### [GIVEN PASSAGE]
↓↓↓
"Fatherhood" & Control over the Female Body (was re: Yoshie'ssacred
Michael Hoover
hoov at freenet.tlh.fl.us
Tue Aug 24 17:50:24 PDT 1999
> It seems this debate has run its course. Perhaps it would be useful,
> however, to recollect what for non-misognynists is the starting point
> of discussion -- that is the strategies and tactics to be followed by
> the left to eliminate all legal, social, and ideological barriers to
> women's access to abortion. Steve's posts might be worthwhile
> to examine over on m-fem as a specimen of the sort of thing that
> makes an independent women's movement necessary, but it
> hardly seems worthwhile to reply to them.
> (The leadership of FLOC may be right-to-life --
> but I doubt they will refuse the support of those who differ --
> and no one asks FLOC to enter pro-abortion coalitions.)
> Carrol
Abortion is an eternal return (maybe that should be infernal return)
topic for these e-lists so debate may subside but only for awhile.
Reminds of a dog returning to its own vomit. Perhaps people should
just compose a message that they can periodically post. Maybe I'll
use below:
As Yoshie mentioned on pen-l, _Roe_ was a compromise - one in which
Blackmun's majority opinion attempted to balance a woman's right to
control her reproduction with the state's *alleged* interest in
limiting access to abortion. Anti-abortionists accused Blackmun (who
received numerous death threats for the remainder of his life) and the
Supremes of creating 'abortion on demand' by enabling a woman to control
her pregnancy for 3 months before allowing the state to impose limits.
But Blackmun and Court even restricted a woman's access to abortion
during the first trimester by proclaiming until viability, 'the abortion
decision in all its aspects is inherently, and primarily, a medical
decison, and basic responsibility for it must rest with the physician.'
By superimposing a legal grid on contiuum of pregnancy and casting a
constitutional right in medical terms, Supremes located decision-making
responsibility in the doctor rather than in the woman.
↑↑↑
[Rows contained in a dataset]
↓↓↓
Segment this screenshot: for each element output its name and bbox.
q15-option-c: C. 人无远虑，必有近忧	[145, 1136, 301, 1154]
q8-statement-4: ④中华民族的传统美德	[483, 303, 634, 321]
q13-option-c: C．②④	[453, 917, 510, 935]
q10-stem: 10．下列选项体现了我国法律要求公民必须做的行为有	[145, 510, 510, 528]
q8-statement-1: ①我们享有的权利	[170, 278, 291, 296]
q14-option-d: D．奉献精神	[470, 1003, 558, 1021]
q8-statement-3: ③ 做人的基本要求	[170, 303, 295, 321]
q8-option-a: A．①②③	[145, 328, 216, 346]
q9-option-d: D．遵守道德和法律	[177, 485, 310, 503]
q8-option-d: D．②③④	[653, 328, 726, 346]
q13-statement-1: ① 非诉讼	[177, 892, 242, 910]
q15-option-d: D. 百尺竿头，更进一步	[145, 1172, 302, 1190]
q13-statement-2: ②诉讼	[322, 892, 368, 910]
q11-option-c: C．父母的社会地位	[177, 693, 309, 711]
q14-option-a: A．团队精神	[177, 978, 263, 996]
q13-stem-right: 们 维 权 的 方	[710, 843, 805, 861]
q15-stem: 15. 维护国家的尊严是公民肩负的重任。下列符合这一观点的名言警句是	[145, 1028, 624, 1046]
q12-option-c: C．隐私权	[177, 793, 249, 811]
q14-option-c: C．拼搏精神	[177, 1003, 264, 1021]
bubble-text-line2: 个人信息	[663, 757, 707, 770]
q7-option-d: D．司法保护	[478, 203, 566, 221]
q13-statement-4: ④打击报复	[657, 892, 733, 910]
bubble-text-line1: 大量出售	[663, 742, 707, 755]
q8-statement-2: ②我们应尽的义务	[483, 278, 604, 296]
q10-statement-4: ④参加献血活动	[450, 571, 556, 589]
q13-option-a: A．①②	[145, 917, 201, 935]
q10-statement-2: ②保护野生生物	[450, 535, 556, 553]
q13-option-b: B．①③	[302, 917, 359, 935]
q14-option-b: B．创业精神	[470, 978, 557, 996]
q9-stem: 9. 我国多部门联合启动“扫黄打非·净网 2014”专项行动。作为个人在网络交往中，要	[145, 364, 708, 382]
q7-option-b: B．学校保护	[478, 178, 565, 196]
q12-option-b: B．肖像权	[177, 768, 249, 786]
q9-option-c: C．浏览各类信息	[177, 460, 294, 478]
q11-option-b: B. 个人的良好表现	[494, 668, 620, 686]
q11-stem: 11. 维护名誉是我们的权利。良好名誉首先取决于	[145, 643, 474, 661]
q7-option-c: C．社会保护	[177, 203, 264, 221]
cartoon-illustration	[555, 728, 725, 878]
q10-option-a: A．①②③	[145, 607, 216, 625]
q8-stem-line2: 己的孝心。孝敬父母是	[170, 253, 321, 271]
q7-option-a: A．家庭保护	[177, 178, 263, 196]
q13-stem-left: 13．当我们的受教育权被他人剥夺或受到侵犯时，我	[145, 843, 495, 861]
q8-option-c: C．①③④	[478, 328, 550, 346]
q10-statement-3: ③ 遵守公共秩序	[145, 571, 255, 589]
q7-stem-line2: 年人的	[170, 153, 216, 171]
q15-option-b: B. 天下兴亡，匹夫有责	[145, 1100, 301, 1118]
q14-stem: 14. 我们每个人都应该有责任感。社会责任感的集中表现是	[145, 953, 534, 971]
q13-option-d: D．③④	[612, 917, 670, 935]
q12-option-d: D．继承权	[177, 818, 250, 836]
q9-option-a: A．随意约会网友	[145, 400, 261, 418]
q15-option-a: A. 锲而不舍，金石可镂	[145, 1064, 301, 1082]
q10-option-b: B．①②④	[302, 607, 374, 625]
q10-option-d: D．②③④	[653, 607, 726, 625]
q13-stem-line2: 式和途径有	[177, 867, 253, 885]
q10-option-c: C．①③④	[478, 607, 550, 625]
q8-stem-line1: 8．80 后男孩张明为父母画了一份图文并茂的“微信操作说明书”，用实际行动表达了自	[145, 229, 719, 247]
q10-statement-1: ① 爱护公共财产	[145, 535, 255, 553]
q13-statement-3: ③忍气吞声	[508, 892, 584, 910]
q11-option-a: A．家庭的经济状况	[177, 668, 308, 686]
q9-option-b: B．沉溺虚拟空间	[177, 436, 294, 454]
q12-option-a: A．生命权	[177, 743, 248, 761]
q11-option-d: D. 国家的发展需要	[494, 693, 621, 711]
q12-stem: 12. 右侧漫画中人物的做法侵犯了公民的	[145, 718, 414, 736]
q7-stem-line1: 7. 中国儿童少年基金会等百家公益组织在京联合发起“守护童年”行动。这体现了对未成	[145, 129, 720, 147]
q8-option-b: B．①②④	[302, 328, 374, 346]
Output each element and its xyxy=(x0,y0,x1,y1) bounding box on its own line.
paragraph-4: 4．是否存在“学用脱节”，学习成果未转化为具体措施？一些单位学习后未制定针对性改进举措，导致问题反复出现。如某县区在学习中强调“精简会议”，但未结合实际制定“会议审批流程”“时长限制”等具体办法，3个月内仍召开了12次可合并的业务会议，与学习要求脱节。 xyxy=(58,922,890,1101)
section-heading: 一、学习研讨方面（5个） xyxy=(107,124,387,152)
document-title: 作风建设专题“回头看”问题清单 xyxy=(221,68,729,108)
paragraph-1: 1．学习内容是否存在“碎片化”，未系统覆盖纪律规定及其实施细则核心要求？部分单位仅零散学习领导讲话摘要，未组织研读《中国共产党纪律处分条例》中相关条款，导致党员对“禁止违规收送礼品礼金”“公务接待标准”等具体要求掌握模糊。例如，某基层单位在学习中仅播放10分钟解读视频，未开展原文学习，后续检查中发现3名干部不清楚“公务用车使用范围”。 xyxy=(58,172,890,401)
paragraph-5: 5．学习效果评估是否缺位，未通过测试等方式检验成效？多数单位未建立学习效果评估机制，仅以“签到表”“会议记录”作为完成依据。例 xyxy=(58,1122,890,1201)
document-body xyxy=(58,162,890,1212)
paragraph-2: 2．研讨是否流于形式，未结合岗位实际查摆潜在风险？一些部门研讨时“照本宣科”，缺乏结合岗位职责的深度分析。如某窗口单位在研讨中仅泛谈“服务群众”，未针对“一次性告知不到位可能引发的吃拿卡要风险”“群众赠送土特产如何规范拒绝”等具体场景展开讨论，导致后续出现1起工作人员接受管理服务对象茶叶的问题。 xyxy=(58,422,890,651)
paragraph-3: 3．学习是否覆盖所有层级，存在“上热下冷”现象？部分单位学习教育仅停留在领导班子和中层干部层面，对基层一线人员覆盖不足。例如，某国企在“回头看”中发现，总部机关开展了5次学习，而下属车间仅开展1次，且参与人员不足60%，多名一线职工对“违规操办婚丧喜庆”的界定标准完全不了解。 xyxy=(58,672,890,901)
↑↑↑
### [WORK INSTRUCTIONS]
[a] Reproduce the post about Roe between "Reminds of a" and "to impose limits.", inclusive, changing "Anti-abortionists" to "Abortion opponents".
[b] According to the post about Roe, for how long did the ruling let a woman control her pregnancy before the state could impose limits?

### [ANSWER SET]
[a]
Reminds of a dog returning to its own vomit. Perhaps people should
just compose a message that they can periodically post. Maybe I'll
use below:
As Yoshie mentioned on pen-l, _Roe_ was a compromise - one in which
Blackmun's majority opinion attempted to balance a woman's right to
control her reproduction with the state's *alleged* interest in
limiting access to abortion. Abortion opponents accused Blackmun (who
received numerous death threats for the remainder of his life) and the
Supremes of creating 'abortion on demand' by enabling a woman to control
her pregnancy for 3 months before allowing the state to impose limits.

[b] Three months.